### Work instructions
Return every entry exactly as written.

### Stored data
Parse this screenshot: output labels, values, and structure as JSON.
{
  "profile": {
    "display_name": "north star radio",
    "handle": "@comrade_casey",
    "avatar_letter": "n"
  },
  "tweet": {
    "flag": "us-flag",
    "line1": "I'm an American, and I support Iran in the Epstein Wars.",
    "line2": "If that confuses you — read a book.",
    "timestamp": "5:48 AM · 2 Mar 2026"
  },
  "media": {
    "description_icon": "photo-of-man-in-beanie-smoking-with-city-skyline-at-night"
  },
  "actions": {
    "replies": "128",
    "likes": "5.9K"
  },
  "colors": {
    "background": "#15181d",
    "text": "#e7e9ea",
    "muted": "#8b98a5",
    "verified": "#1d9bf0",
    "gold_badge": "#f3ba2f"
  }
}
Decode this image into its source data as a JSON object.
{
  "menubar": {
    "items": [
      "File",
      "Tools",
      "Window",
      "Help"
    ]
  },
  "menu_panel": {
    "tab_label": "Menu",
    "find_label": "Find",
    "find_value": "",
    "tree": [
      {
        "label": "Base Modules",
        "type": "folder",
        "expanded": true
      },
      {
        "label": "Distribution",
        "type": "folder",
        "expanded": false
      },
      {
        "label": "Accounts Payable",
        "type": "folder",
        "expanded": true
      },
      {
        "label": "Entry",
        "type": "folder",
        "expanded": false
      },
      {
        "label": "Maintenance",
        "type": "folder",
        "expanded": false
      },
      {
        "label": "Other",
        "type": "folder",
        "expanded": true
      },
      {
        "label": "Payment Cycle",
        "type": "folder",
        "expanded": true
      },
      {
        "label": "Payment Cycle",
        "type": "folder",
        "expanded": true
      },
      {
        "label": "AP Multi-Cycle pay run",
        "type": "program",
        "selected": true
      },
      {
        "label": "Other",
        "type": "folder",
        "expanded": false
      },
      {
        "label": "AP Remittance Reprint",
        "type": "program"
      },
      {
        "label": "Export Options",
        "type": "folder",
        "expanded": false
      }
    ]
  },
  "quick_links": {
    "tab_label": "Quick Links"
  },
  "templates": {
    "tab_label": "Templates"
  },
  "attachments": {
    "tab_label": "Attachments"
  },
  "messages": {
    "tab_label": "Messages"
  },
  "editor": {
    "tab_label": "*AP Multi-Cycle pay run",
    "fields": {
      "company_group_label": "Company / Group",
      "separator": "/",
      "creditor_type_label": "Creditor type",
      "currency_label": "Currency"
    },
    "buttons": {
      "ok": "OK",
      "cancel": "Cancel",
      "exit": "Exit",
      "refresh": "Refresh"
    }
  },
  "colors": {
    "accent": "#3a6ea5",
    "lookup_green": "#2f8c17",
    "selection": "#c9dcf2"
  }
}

### Result of this task
Parse this screenshot: output labels, values, and structure as JSON.
{
  "profile": {
    "display_name": "north star radio",
    "handle": "@comrade_casey",
    "avatar_letter": "n"
  },
  "tweet": {
    "flag": "us-flag",
    "line1": "I'm an American, and I support Iran in the Epstein Wars.",
    "line2": "If that confuses you — read a book.",
    "timestamp": "5:48 AM · 2 Mar 2026"
  },
  "media": {
    "description_icon": "photo-of-man-in-beanie-smoking-with-city-skyline-at-night"
  },
  "actions": {
    "replies": "128",
    "likes": "5.9K"
  },
  "colors": {
    "background": "#15181d",
    "text": "#e7e9ea",
    "muted": "#8b98a5",
    "verified": "#1d9bf0",
    "gold_badge": "#f3ba2f"
  }
}
Decode this image into its source data as a JSON object.
{
  "menubar": {
    "items": [
      "File",
      "Tools",
      "Window",
      "Help"
    ]
  },
  "menu_panel": {
    "tab_label": "Menu",
    "find_label": "Find",
    "find_value": "",
    "tree": [
      {
        "label": "Base Modules",
        "type": "folder",
        "expanded": true
      },
      {
        "label": "Distribution",
        "type": "folder",
        "expanded": false
      },
      {
        "label": "Accounts Payable",
        "type": "folder",
        "expanded": true
      },
      {
        "label": "Entry",
        "type": "folder",
        "expanded": false
      },
      {
        "label": "Maintenance",
        "type": "folder",
        "expanded": false
      },
      {
        "label": "Other",
        "type": "folder",
        "expanded": true
      },
      {
        "label": "Payment Cycle",
        "type": "folder",
        "expanded": true
      },
      {
        "label": "Payment Cycle",
        "type": "folder",
        "expanded": true
      },
      {
        "label": "AP Multi-Cycle pay run",
        "type": "program",
        "selected": true
      },
      {
        "label": "Other",
        "type": "folder",
        "expanded": false
      },
      {
        "label": "AP Remittance Reprint",
        "type": "program"
      },
      {
        "label": "Export Options",
        "type": "folder",
        "expanded": false
      }
    ]
  },
  "quick_links": {
    "tab_label": "Quick Links"
  },
  "templates": {
    "tab_label": "Templates"
  },
  "attachments": {
    "tab_label": "Attachments"
  },
  "messages": {
    "tab_label": "Messages"
  },
  "editor": {
    "tab_label": "*AP Multi-Cycle pay run",
    "fields": {
      "company_group_label": "Company / Group",
      "separator": "/",
      "creditor_type_label": "Creditor type",
      "currency_label": "Currency"
    },
    "buttons": {
      "ok": "OK",
      "cancel": "Cancel",
      "exit": "Exit",
      "refresh": "Refresh"
    }
  },
  "colors": {
    "accent": "#3a6ea5",
    "lookup_green": "#2f8c17",
    "selection": "#c9dcf2"
  }
}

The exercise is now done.